* BEGIN Records for this task *

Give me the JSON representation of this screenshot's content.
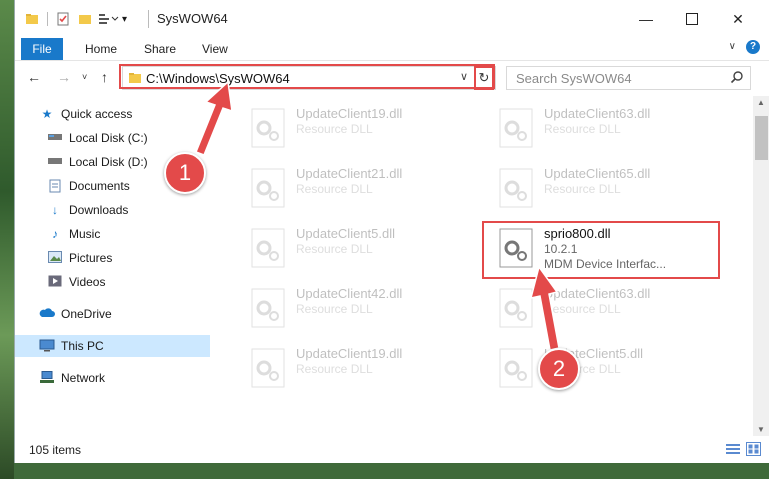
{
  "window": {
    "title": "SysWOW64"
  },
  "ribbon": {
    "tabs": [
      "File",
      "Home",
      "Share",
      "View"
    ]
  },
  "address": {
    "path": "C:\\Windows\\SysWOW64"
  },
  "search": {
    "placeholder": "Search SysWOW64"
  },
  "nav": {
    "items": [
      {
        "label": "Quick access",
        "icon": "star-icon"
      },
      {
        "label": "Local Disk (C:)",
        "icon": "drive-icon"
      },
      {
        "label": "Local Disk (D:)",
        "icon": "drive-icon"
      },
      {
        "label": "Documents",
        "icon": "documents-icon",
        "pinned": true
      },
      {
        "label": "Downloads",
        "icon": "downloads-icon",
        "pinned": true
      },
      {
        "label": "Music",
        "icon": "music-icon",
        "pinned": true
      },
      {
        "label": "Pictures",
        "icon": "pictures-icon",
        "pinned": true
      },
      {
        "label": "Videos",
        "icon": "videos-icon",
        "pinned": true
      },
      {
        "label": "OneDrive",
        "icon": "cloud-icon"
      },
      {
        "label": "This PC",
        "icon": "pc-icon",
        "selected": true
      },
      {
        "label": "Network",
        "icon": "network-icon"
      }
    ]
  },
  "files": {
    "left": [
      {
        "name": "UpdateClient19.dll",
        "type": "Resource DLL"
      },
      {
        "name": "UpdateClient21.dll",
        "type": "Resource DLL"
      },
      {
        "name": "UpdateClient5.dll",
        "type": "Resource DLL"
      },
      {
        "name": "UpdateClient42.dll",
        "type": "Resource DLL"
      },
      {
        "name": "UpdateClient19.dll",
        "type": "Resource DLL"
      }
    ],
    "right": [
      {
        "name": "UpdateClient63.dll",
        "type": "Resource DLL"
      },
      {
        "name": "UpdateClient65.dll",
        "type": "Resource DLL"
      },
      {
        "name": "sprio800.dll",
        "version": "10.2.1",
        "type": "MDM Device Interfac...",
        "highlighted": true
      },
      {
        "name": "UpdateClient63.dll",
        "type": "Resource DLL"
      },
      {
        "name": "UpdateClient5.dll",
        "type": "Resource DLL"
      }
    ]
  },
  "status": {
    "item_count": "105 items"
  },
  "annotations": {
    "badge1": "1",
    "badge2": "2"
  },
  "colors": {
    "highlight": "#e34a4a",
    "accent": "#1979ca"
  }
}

* END Records for this task *

Each entry gets copied exactly; the pictures stay out.

Give me the JSON representation of this screenshot's content.
{
  "window": {
    "title": "SysWOW64"
  },
  "ribbon": {
    "tabs": [
      "File",
      "Home",
      "Share",
      "View"
    ]
  },
  "address": {
    "path": "C:\\Windows\\SysWOW64"
  },
  "search": {
    "placeholder": "Search SysWOW64"
  },
  "nav": {
    "items": [
      {
        "label": "Quick access",
        "icon": "star-icon"
      },
      {
        "label": "Local Disk (C:)",
        "icon": "drive-icon"
      },
      {
        "label": "Local Disk (D:)",
        "icon": "drive-icon"
      },
      {
        "label": "Documents",
        "icon": "documents-icon",
        "pinned": true
      },
      {
        "label": "Downloads",
        "icon": "downloads-icon",
        "pinned": true
      },
      {
        "label": "Music",
        "icon": "music-icon",
        "pinned": true
      },
      {
        "label": "Pictures",
        "icon": "pictures-icon",
        "pinned": true
      },
      {
        "label": "Videos",
        "icon": "videos-icon",
        "pinned": true
      },
      {
        "label": "OneDrive",
        "icon": "cloud-icon"
      },
      {
        "label": "This PC",
        "icon": "pc-icon",
        "selected": true
      },
      {
        "label": "Network",
        "icon": "network-icon"
      }
    ]
  },
  "files": {
    "left": [
      {
        "name": "UpdateClient19.dll",
        "type": "Resource DLL"
      },
      {
        "name": "UpdateClient21.dll",
        "type": "Resource DLL"
      },
      {
        "name": "UpdateClient5.dll",
        "type": "Resource DLL"
      },
      {
        "name": "UpdateClient42.dll",
        "type": "Resource DLL"
      },
      {
        "name": "UpdateClient19.dll",
        "type": "Resource DLL"
      }
    ],
    "right": [
      {
        "name": "UpdateClient63.dll",
        "type": "Resource DLL"
      },
      {
        "name": "UpdateClient65.dll",
        "type": "Resource DLL"
      },
      {
        "name": "sprio800.dll",
        "version": "10.2.1",
        "type": "MDM Device Interfac...",
        "highlighted": true
      },
      {
        "name": "UpdateClient63.dll",
        "type": "Resource DLL"
      },
      {
        "name": "UpdateClient5.dll",
        "type": "Resource DLL"
      }
    ]
  },
  "status": {
    "item_count": "105 items"
  },
  "annotations": {
    "badge1": "1",
    "badge2": "2"
  },
  "colors": {
    "highlight": "#e34a4a",
    "accent": "#1979ca"
  }
}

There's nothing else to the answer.